◆ EXERCISE PROMPT:
Check every line of the entries below for the word "JSON", and copy the ones that have it.

Items from a data source
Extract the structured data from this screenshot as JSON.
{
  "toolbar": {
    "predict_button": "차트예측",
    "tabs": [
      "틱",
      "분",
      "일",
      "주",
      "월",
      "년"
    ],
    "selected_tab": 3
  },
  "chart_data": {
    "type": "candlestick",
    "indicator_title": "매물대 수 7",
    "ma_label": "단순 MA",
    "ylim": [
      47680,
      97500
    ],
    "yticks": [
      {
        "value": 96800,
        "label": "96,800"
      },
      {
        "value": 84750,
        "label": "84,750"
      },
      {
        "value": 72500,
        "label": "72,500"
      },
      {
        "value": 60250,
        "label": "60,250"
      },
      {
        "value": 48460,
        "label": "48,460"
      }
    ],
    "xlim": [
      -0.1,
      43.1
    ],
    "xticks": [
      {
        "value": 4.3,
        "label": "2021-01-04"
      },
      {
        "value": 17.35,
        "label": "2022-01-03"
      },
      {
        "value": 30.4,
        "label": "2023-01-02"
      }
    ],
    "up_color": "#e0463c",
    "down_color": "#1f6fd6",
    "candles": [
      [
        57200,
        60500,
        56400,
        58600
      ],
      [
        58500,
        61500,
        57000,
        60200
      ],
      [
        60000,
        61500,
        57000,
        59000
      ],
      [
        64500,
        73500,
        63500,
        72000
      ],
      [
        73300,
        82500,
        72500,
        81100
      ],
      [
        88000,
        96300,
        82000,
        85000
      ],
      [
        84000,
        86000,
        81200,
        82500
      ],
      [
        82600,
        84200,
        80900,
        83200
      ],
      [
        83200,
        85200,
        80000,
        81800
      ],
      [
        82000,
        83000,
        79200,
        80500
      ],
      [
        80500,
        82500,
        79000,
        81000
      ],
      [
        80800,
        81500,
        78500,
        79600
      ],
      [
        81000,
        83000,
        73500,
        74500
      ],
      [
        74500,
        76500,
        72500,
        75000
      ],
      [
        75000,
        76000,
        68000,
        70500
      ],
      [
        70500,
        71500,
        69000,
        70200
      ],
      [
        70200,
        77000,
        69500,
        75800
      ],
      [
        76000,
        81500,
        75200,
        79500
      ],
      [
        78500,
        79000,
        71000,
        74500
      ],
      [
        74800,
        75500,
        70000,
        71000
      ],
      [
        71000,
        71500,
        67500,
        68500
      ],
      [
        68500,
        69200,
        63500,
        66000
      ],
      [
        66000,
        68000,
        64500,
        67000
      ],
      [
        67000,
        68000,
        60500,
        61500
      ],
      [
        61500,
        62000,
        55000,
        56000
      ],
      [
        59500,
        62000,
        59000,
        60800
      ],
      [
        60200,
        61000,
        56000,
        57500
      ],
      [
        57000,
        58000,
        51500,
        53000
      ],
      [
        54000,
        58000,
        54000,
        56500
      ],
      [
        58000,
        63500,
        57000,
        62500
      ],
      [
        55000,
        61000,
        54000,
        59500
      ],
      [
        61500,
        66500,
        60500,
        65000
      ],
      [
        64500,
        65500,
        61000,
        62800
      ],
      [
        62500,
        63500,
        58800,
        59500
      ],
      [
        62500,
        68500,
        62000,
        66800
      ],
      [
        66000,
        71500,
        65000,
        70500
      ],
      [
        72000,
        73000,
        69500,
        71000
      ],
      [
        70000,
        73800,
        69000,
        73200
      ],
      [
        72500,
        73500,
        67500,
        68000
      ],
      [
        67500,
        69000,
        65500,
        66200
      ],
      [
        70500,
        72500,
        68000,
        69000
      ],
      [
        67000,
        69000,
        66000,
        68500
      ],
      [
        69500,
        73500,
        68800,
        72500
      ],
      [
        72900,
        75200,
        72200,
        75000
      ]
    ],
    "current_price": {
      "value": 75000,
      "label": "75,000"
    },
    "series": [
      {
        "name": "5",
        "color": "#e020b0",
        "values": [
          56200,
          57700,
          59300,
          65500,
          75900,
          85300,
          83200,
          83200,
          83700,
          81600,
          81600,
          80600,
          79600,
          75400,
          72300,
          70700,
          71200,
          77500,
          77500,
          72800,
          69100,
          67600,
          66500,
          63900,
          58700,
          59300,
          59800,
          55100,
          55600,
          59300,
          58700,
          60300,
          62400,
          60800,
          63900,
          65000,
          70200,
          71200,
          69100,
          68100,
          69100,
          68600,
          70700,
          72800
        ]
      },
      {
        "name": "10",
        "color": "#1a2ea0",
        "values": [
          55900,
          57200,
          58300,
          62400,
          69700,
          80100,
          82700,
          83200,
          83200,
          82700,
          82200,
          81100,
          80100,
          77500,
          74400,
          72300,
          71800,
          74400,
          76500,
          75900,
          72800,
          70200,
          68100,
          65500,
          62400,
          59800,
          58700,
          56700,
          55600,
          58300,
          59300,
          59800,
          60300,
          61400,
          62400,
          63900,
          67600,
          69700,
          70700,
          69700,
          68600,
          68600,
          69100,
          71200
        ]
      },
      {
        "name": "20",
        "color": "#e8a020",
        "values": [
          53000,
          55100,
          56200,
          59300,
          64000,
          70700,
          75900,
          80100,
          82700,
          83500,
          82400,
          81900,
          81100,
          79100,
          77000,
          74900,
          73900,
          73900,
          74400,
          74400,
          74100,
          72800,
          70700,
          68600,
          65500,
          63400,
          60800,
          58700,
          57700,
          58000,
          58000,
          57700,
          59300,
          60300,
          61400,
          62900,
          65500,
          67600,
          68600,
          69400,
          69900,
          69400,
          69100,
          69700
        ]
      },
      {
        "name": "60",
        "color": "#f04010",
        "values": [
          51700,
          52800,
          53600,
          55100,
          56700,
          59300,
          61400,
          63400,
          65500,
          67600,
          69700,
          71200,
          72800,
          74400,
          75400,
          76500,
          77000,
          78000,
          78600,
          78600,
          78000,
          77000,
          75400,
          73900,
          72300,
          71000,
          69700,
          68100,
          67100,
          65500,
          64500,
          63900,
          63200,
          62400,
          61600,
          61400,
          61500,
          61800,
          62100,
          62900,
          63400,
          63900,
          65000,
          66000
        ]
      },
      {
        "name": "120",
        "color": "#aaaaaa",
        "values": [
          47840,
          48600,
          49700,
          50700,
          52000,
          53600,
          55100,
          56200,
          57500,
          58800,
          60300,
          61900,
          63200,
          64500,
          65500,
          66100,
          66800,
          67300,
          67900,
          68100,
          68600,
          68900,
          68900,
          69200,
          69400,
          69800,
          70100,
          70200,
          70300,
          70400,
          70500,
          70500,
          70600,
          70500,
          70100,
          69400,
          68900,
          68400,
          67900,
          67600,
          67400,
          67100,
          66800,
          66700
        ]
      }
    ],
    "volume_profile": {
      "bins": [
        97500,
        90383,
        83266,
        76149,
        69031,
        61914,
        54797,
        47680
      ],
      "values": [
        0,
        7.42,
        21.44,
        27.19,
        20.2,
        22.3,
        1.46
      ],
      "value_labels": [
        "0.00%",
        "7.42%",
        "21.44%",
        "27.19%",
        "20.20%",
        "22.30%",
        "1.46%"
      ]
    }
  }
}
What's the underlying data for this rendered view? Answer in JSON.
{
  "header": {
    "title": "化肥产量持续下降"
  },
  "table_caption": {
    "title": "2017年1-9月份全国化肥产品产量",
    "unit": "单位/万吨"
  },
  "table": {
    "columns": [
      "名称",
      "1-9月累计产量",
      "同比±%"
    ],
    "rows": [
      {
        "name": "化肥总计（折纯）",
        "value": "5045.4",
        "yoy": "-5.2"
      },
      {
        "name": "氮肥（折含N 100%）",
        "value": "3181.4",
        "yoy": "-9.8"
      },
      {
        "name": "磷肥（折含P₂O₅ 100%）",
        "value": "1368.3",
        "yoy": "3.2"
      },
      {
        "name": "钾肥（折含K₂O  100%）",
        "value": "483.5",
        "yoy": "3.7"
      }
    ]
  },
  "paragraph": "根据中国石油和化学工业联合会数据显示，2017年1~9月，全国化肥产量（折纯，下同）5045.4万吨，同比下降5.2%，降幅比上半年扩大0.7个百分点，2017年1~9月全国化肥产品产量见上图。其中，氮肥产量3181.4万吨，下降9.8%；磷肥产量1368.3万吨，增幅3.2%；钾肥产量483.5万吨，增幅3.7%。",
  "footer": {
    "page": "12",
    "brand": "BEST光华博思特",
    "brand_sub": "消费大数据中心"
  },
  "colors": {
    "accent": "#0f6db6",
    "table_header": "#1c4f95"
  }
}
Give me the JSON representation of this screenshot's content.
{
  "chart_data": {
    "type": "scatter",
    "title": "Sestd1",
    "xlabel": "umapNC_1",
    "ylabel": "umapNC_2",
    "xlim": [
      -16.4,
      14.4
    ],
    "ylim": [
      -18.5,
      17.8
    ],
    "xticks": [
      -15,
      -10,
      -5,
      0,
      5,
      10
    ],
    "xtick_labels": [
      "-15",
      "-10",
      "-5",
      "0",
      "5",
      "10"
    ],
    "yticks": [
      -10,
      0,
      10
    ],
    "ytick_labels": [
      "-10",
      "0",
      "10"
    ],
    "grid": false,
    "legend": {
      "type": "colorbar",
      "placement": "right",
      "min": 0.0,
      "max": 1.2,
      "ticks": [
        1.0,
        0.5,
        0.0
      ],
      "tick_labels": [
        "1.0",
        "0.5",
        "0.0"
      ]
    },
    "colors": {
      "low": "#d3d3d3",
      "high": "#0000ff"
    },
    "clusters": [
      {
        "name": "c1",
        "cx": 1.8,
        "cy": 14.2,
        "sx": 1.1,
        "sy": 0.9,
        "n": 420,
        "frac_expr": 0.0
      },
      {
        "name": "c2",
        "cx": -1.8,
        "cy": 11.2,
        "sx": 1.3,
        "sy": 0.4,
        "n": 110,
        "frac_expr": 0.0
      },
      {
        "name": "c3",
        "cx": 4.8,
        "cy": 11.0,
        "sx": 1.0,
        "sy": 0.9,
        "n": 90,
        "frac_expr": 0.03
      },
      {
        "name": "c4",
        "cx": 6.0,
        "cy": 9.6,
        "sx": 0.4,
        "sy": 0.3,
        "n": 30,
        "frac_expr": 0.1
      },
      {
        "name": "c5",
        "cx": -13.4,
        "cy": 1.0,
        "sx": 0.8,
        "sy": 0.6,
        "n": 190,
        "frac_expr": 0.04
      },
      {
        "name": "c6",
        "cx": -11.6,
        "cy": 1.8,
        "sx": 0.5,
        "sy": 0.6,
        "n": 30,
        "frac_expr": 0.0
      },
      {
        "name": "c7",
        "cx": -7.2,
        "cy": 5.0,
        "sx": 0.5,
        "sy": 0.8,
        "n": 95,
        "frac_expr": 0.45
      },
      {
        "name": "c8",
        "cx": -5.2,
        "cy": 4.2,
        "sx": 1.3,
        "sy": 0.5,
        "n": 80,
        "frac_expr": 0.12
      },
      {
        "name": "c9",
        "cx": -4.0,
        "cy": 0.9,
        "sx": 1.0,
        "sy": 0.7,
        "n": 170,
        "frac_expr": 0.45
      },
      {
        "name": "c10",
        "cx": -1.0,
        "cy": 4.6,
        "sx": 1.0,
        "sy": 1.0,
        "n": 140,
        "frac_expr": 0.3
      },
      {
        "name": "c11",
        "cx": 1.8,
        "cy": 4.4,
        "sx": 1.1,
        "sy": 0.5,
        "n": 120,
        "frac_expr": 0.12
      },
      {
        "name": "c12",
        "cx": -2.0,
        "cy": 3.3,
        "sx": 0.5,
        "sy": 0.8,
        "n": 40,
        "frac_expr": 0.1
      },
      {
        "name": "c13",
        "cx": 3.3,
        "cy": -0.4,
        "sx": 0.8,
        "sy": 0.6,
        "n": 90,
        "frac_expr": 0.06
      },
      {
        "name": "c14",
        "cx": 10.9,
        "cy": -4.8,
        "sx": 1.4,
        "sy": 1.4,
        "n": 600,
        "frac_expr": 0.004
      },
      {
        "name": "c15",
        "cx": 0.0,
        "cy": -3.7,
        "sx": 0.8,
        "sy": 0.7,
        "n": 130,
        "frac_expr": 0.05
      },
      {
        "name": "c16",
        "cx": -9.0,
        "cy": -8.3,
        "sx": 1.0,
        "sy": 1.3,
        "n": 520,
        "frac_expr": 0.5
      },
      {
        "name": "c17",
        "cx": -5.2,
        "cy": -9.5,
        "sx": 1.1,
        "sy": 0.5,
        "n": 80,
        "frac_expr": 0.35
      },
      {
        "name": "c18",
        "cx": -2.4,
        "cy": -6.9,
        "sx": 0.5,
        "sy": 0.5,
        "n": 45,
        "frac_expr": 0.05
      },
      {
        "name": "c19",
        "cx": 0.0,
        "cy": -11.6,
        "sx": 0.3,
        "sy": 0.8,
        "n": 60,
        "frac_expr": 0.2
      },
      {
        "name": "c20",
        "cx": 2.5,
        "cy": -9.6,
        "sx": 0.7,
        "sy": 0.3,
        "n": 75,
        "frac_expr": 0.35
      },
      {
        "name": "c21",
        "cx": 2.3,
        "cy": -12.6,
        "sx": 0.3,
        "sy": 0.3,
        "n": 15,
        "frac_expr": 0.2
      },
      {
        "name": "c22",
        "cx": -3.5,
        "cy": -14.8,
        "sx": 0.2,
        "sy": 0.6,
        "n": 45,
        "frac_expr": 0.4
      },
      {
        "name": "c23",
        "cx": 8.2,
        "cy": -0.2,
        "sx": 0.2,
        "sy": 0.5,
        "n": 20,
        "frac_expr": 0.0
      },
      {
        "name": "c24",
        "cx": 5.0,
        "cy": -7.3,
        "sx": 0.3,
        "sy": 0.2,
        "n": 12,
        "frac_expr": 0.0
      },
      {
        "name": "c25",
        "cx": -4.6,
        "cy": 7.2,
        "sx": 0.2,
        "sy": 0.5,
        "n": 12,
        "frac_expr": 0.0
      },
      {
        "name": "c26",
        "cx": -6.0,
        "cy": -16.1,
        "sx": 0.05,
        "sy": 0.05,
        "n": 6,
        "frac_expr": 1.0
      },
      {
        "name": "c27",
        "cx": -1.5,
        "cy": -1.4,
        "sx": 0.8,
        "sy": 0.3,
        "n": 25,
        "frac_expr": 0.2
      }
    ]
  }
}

◆ RESULT FOR THIS EXERCISE:
Extract the structured data from this screenshot as JSON.
What's the underlying data for this rendered view? Answer in JSON.
Give me the JSON representation of this screenshot's content.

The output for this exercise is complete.